> [Instructions to follow] Identify, in the records below, every line where the string "color" appears, and copy each such line.

= = =

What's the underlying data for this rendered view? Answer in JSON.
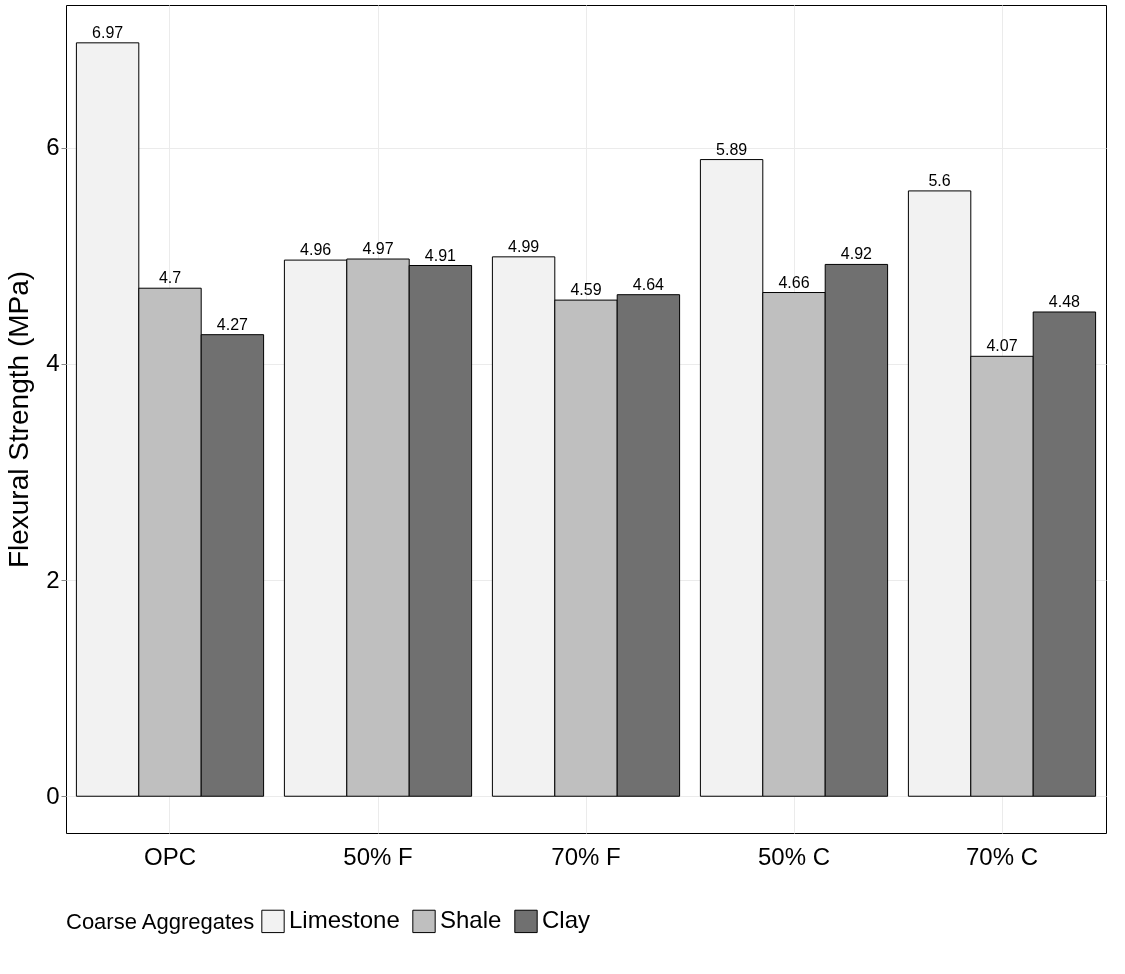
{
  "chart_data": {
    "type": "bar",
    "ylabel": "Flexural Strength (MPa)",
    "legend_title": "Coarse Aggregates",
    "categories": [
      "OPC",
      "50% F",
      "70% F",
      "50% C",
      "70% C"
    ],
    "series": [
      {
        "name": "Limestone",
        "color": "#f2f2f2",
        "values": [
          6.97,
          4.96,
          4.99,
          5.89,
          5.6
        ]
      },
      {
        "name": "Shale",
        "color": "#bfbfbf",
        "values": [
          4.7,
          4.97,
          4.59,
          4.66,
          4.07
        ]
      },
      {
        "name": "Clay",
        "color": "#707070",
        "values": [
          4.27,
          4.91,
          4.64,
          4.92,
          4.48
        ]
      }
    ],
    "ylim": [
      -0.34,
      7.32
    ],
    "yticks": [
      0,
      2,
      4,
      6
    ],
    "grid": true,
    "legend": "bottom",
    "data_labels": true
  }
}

= = =

> [Answer to the exercise]
        "color": "#f2f2f2",
        "color": "#bfbfbf",
        "color": "#707070",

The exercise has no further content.